__DO THIS__:
Seek out every line containing the word "name", and copy each.

__GIVEN DATA__:

= = = = = = =

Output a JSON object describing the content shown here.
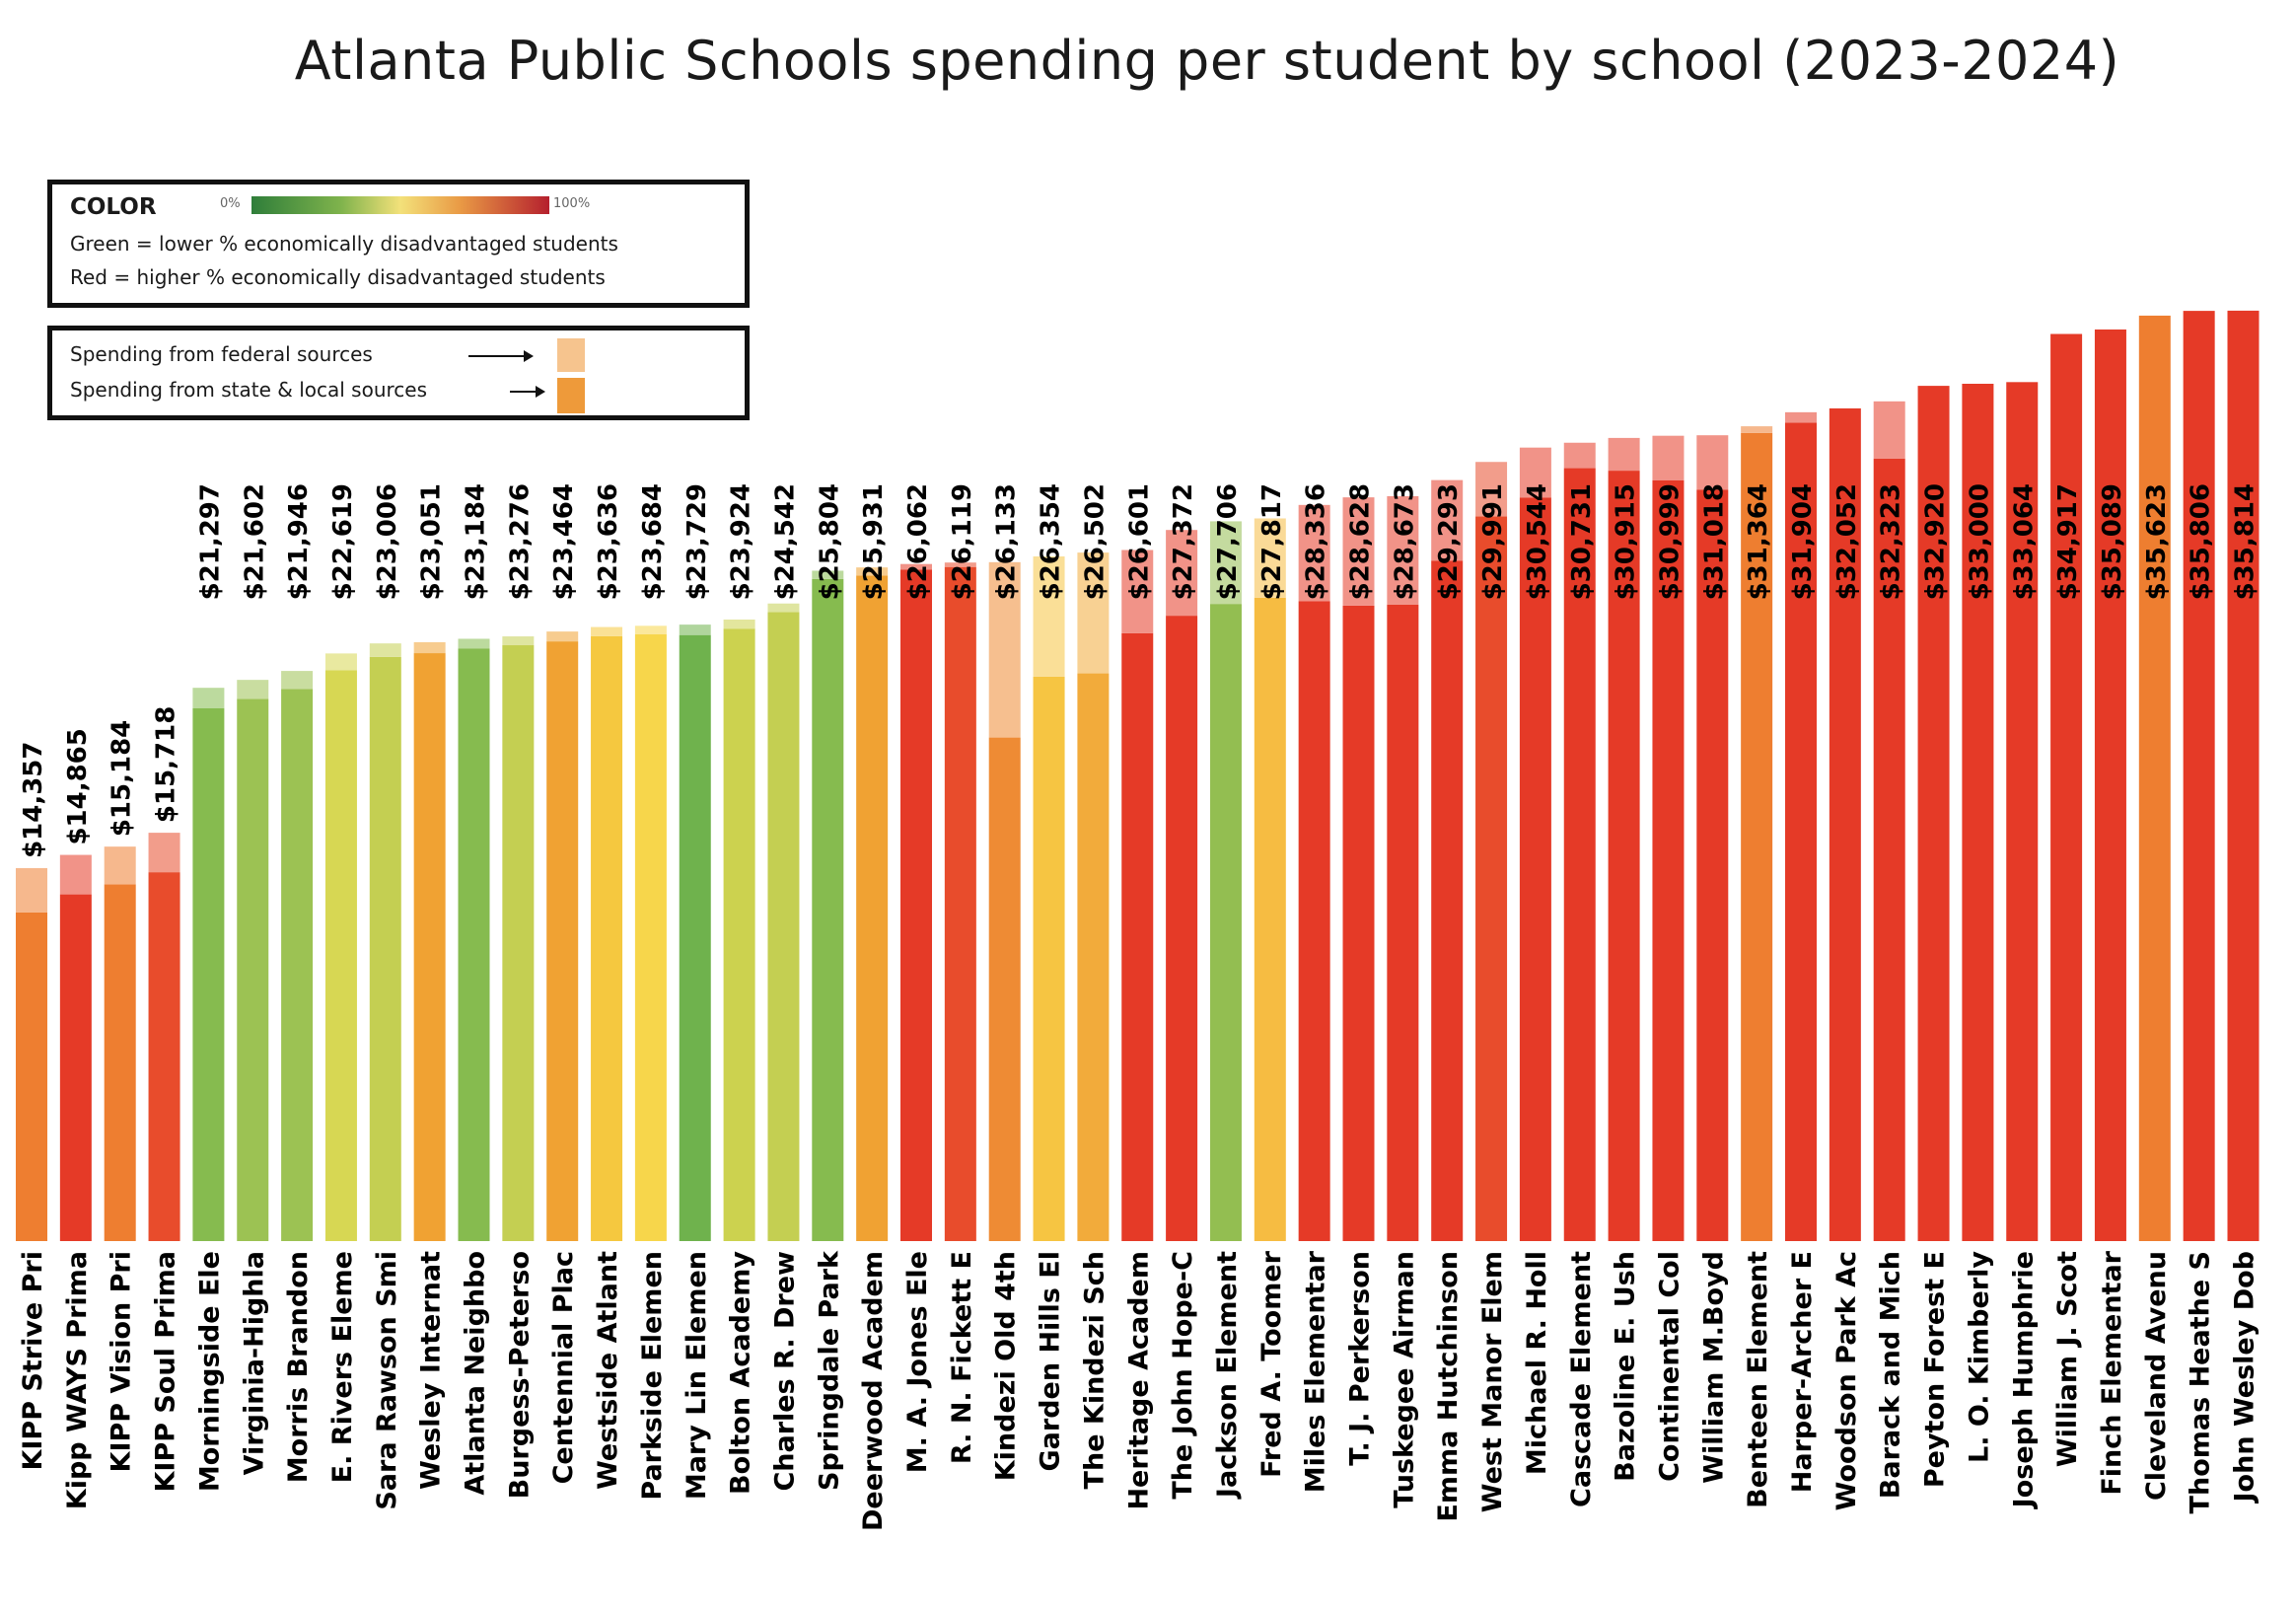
{
  "chart_data": {
    "type": "bar",
    "stacked": true,
    "title": "Atlanta Public Schools spending per student by school (2023-2024)",
    "legend": {
      "color_heading": "COLOR",
      "scale_min_label": "0%",
      "scale_max_label": "100%",
      "green_text": "Green = lower % economically disadvantaged students",
      "red_text": "Red = higher % economically disadvantaged students",
      "federal_text": "Spending from federal sources",
      "state_text": "Spending from state & local sources",
      "federal_color": "#f6c48e",
      "state_color": "#ee9a3a"
    },
    "series": [
      {
        "name": "Spending from state & local sources"
      },
      {
        "name": "Spending from federal sources"
      }
    ],
    "categories": [
      "KIPP Strive Pri",
      "Kipp WAYS Prima",
      "KIPP Vision Pri",
      "KIPP Soul Prima",
      "Morningside Ele",
      "Virginia-Highla",
      "Morris Brandon",
      "E. Rivers Eleme",
      "Sara Rawson Smi",
      "Wesley Internat",
      "Atlanta Neighbo",
      "Burgess-Peterso",
      "Centennial Plac",
      "Westside Atlant",
      "Parkside Elemen",
      "Mary Lin Elemen",
      "Bolton Academy",
      "Charles R. Drew",
      "Springdale Park",
      "Deerwood Academ",
      "M. A. Jones Ele",
      "R. N. Fickett E",
      "Kindezi Old 4th",
      "Garden Hills El",
      "The Kindezi Sch",
      "Heritage Academ",
      "The John Hope-C",
      "Jackson Element",
      "Fred A. Toomer",
      "Miles Elementar",
      "T. J. Perkerson",
      "Tuskegee Airman",
      "Emma Hutchinson",
      "West Manor Elem",
      "Michael R. Holl",
      "Cascade Element",
      "Bazoline E. Ush",
      "Continental Col",
      "William M.Boyd",
      "Benteen Element",
      "Harper-Archer E",
      "Woodson Park Ac",
      "Barack and Mich",
      "Peyton Forest E",
      "L. O. Kimberly",
      "Joseph Humphrie",
      "William J. Scot",
      "Finch Elementar",
      "Cleveland Avenu",
      "Thomas Heathe S",
      "John Wesley Dob"
    ],
    "values": [
      14357,
      14865,
      15184,
      15718,
      21297,
      21602,
      21946,
      22619,
      23006,
      23051,
      23184,
      23276,
      23464,
      23636,
      23684,
      23729,
      23924,
      24542,
      25804,
      25931,
      26062,
      26119,
      26133,
      26354,
      26502,
      26601,
      27372,
      27706,
      27817,
      28336,
      28628,
      28673,
      29293,
      29991,
      30544,
      30731,
      30915,
      30999,
      31018,
      31364,
      31904,
      32052,
      32323,
      32920,
      33000,
      33064,
      34917,
      35089,
      35623,
      35806,
      35814
    ],
    "value_labels": [
      "$14,357",
      "$14,865",
      "$15,184",
      "$15,718",
      "$21,297",
      "$21,602",
      "$21,946",
      "$22,619",
      "$23,006",
      "$23,051",
      "$23,184",
      "$23,276",
      "$23,464",
      "$23,636",
      "$23,684",
      "$23,729",
      "$23,924",
      "$24,542",
      "$25,804",
      "$25,931",
      "$26,062",
      "$26,119",
      "$26,133",
      "$26,354",
      "$26,502",
      "$26,601",
      "$27,372",
      "$27,706",
      "$27,817",
      "$28,336",
      "$28,628",
      "$28,673",
      "$29,293",
      "$29,991",
      "$30,544",
      "$30,731",
      "$30,915",
      "$30,999",
      "$31,018",
      "$31,364",
      "$31,904",
      "$32,052",
      "$32,323",
      "$32,920",
      "$33,000",
      "$33,064",
      "$34,917",
      "$35,089",
      "$35,623",
      "$35,806",
      "$35,814"
    ],
    "federal_values": [
      1710,
      1520,
      1450,
      1520,
      780,
      730,
      700,
      650,
      520,
      420,
      380,
      340,
      380,
      350,
      330,
      400,
      350,
      330,
      320,
      310,
      210,
      170,
      6750,
      4630,
      4650,
      3200,
      3300,
      3180,
      3050,
      3700,
      4170,
      4170,
      3100,
      2100,
      1920,
      980,
      1260,
      1710,
      2100,
      260,
      400,
      0,
      2200,
      0,
      0,
      0,
      0,
      0,
      0,
      0,
      0
    ],
    "disadvantaged_colors": [
      "#ee7e30",
      "#e53a27",
      "#ee7e30",
      "#e84c2c",
      "#86bb4f",
      "#9cc253",
      "#9cc253",
      "#d7d753",
      "#c4cf52",
      "#f0a233",
      "#86bb4f",
      "#c4cf52",
      "#f0a233",
      "#f5c83f",
      "#f7d64b",
      "#6fb24d",
      "#ccd24f",
      "#c4cf52",
      "#86bb4f",
      "#f0a233",
      "#e53a27",
      "#e84c2c",
      "#ee8b34",
      "#f6c542",
      "#f2ab3b",
      "#e53a27",
      "#e53a27",
      "#93be51",
      "#f6bc42",
      "#e53a27",
      "#e53a27",
      "#e53a27",
      "#e53a27",
      "#e84c2c",
      "#e53a27",
      "#e53a27",
      "#e53a27",
      "#e53a27",
      "#e53a27",
      "#ee7e30",
      "#e53a27",
      "#e53a27",
      "#e53a27",
      "#e53a27",
      "#e53a27",
      "#e53a27",
      "#e53a27",
      "#e53a27",
      "#ee7e30",
      "#e53a27",
      "#e53a27"
    ],
    "ylim": [
      0,
      36000
    ],
    "xlabel": "",
    "ylabel": "",
    "grid": false,
    "legend_placement": "top-left"
  }
}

= = = = = = =

__ANSWER TO THE PROBLEM__:
        "name": "Spending from state & local sources"
        "name": "Spending from federal sources"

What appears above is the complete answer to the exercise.